• _The data_
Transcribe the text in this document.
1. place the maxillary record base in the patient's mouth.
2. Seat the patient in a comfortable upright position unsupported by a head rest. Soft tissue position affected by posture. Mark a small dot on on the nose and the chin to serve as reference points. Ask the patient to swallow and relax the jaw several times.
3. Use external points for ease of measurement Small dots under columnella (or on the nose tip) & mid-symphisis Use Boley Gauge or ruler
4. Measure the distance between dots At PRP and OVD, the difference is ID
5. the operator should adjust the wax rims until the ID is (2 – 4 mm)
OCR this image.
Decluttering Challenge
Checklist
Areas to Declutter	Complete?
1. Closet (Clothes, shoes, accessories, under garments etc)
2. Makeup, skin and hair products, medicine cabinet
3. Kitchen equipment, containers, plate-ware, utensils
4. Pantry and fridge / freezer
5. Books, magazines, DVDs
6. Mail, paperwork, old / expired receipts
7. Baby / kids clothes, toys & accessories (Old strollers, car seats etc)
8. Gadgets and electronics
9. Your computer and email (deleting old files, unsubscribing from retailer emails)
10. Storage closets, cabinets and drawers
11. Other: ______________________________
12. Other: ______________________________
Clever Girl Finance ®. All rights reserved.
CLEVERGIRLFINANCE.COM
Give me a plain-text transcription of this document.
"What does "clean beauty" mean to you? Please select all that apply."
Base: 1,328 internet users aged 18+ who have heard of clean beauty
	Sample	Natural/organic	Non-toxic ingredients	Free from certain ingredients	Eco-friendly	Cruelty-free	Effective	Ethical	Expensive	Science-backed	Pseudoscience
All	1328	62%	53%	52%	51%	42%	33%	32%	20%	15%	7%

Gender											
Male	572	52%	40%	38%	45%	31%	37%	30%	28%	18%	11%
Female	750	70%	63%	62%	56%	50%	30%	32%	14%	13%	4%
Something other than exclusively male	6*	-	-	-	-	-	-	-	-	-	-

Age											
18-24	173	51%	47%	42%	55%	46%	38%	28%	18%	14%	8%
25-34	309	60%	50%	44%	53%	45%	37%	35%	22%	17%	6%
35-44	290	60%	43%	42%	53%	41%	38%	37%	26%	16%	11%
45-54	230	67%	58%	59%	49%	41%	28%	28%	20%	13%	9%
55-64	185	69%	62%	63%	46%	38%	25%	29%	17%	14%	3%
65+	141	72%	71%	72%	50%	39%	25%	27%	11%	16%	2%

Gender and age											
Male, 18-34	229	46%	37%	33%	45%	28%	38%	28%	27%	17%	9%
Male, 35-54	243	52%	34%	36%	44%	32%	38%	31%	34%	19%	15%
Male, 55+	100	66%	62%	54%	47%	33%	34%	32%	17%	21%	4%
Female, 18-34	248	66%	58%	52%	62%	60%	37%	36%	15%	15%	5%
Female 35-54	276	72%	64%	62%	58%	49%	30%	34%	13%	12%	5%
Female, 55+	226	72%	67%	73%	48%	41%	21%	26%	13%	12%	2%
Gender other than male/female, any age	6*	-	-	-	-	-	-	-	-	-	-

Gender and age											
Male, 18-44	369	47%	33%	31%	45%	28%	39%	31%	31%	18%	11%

• _Task instructions_
Copy out each line of the data containing the string "this".

• _Exercise answer_
Transcribe the text in this document.
OCR this image.
Give me a plain-text transcription of this document.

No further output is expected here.